Pull out every line below that contains the word "EventDispatchThread".

## Records
━━━━━━━━
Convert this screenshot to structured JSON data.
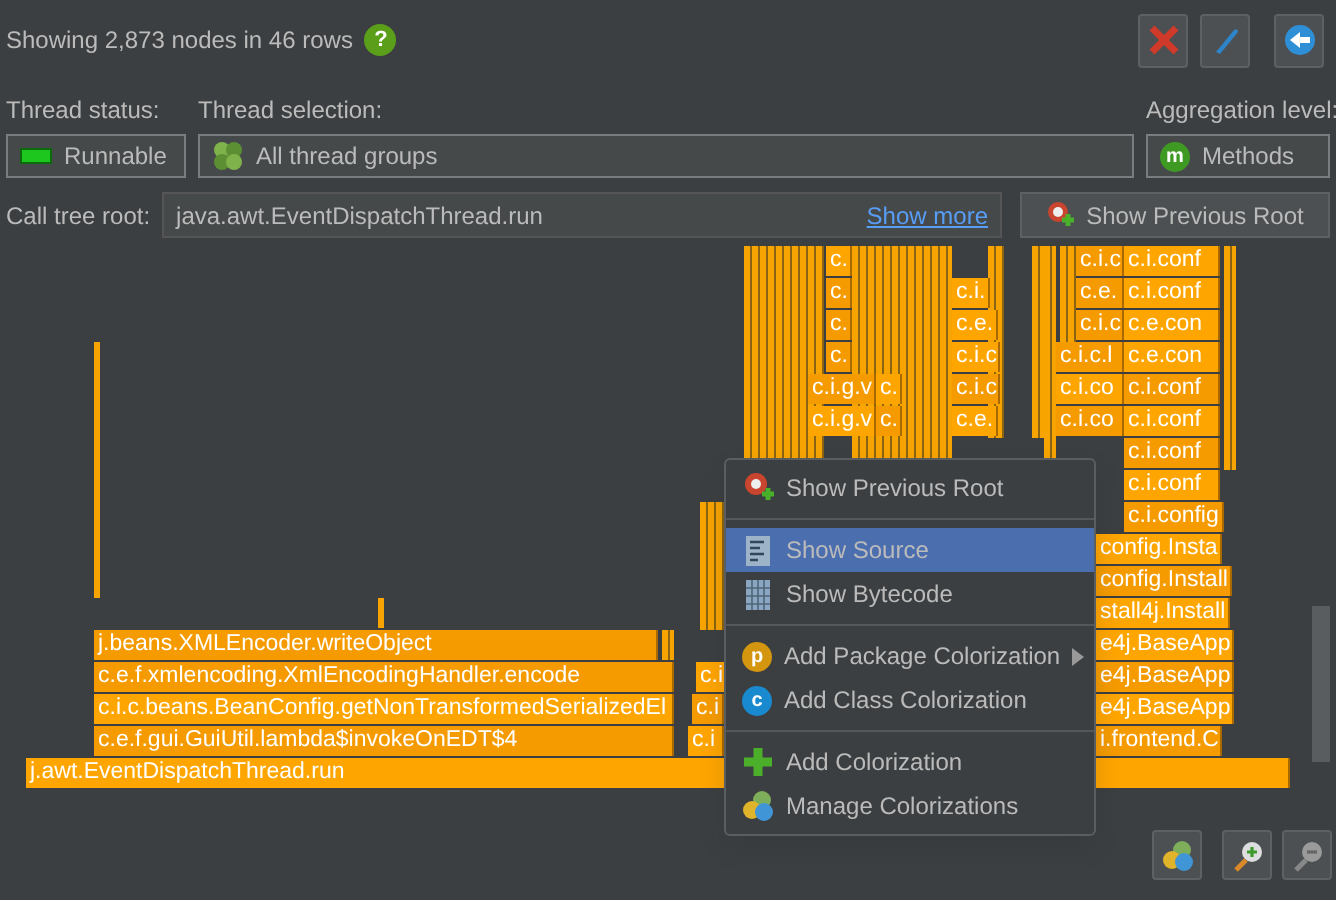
{
  "header": {
    "summary": "Showing 2,873 nodes in 46 rows",
    "help": "?"
  },
  "thread_status": {
    "label": "Thread status:",
    "value": "Runnable"
  },
  "thread_selection": {
    "label": "Thread selection:",
    "value": "All thread groups"
  },
  "aggregation_level": {
    "label": "Aggregation level:",
    "value": "Methods",
    "badge": "m"
  },
  "call_tree_root": {
    "label": "Call tree root:",
    "value": "java.awt.EventDispatchThread.run",
    "link": "Show more",
    "button": "Show Previous Root"
  },
  "flame_graph": {
    "frames": [
      {
        "label": "c."
      },
      {
        "label": "c.i.c"
      },
      {
        "label": "c.i.conf"
      },
      {
        "label": "c."
      },
      {
        "label": "c.i."
      },
      {
        "label": "c.e."
      },
      {
        "label": "c.i.conf"
      },
      {
        "label": "c."
      },
      {
        "label": "c.e."
      },
      {
        "label": "c.i.c"
      },
      {
        "label": "c.e.con"
      },
      {
        "label": "c."
      },
      {
        "label": "c.i.c"
      },
      {
        "label": "c.i.c.l"
      },
      {
        "label": "c.e.con"
      },
      {
        "label": "c.i.g.v"
      },
      {
        "label": "c."
      },
      {
        "label": "c.i.c"
      },
      {
        "label": "c.i.co"
      },
      {
        "label": "c.i.conf"
      },
      {
        "label": "c.i.g.v"
      },
      {
        "label": "c."
      },
      {
        "label": "c.e."
      },
      {
        "label": "c.i.co"
      },
      {
        "label": "c.i.conf"
      },
      {
        "label": "c.i.conf"
      },
      {
        "label": "c.i.conf"
      },
      {
        "label": "c.i.config"
      },
      {
        "label": "config.Insta"
      },
      {
        "label": "config.Install"
      },
      {
        "label": "stall4j.Install"
      },
      {
        "label": "j.beans.XMLEncoder.writeObject"
      },
      {
        "label": "e4j.BaseApp"
      },
      {
        "label": "c.e.f.xmlencoding.XmlEncodingHandler.encode"
      },
      {
        "label": "c.i"
      },
      {
        "label": "e4j.BaseApp"
      },
      {
        "label": "c.i.c.beans.BeanConfig.getNonTransformedSerializedEl"
      },
      {
        "label": "c.i"
      },
      {
        "label": "e4j.BaseApp"
      },
      {
        "label": "c.e.f.gui.GuiUtil.lambda$invokeOnEDT$4"
      },
      {
        "label": "c.i"
      },
      {
        "label": "i.frontend.C"
      },
      {
        "label": "j.awt.EventDispatchThread.run"
      }
    ]
  },
  "context_menu": {
    "groups": [
      [
        {
          "label": "Show Previous Root",
          "selected": false,
          "submenu": false
        }
      ],
      [
        {
          "label": "Show Source",
          "selected": true,
          "submenu": false
        },
        {
          "label": "Show Bytecode",
          "selected": false,
          "submenu": false
        }
      ],
      [
        {
          "label": "Add Package Colorization",
          "badge": "p",
          "selected": false,
          "submenu": true
        },
        {
          "label": "Add Class Colorization",
          "badge": "c",
          "selected": false,
          "submenu": false
        }
      ],
      [
        {
          "label": "Add Colorization",
          "selected": false,
          "submenu": false
        },
        {
          "label": "Manage Colorizations",
          "selected": false,
          "submenu": false
        }
      ]
    ]
  }
}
━━━━━━━━
## The solution
    "value": "java.awt.EventDispatchThread.run",
        "label": "j.awt.EventDispatchThread.run"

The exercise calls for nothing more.